_WHAT IS BEING ASKED_: Find the lines with "coordinate" in them and copy them out.

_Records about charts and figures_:
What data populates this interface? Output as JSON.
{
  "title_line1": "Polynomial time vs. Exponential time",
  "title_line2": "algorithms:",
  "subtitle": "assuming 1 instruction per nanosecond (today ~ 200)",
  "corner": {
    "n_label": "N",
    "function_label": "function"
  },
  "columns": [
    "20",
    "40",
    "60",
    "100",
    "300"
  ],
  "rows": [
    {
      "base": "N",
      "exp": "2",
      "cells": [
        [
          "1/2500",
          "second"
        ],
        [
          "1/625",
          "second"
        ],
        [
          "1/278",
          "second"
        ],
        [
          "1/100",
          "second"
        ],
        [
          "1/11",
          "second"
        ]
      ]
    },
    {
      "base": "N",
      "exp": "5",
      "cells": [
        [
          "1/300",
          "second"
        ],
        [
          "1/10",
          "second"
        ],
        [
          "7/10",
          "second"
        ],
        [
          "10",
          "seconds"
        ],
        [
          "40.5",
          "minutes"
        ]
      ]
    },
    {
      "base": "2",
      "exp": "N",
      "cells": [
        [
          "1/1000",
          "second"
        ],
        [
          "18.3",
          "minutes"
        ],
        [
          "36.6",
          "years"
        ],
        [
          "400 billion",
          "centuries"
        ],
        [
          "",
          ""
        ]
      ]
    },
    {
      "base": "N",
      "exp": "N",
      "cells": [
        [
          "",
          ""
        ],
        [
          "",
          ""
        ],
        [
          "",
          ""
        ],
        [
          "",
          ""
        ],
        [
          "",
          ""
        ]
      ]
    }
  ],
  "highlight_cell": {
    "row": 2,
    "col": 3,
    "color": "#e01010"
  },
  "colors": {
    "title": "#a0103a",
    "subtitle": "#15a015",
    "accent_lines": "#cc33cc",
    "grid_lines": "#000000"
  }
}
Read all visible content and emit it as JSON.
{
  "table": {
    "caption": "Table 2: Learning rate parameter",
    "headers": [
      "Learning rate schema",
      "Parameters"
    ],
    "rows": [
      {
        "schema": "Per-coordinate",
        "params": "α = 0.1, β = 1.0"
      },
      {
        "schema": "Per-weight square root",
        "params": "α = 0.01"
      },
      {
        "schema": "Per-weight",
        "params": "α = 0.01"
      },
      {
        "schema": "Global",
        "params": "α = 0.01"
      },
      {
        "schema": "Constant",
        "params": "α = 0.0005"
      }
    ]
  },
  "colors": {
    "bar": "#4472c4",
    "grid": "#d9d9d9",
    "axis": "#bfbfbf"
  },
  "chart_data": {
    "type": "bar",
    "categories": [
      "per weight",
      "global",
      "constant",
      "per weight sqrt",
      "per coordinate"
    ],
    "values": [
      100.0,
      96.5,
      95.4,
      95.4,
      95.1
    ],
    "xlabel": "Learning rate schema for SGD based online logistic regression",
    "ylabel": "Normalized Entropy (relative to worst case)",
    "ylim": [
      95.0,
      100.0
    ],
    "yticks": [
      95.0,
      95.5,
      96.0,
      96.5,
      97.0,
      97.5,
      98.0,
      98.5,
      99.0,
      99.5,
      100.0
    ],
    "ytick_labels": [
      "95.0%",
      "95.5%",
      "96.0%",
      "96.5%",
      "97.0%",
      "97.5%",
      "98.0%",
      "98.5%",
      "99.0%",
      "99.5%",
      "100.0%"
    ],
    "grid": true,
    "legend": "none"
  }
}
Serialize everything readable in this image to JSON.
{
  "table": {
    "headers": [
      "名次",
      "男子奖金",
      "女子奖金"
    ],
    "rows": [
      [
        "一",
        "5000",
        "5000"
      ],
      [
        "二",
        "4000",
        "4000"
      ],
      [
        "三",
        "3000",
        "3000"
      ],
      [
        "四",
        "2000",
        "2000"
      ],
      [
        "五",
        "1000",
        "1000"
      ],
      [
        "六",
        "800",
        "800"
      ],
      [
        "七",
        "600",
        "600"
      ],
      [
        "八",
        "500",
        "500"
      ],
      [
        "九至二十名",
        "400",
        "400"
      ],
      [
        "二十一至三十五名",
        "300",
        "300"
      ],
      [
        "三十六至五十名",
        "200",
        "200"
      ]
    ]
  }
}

_COMPLETE ANSWER_:
        "schema": "Per-coordinate",
      "per coordinate"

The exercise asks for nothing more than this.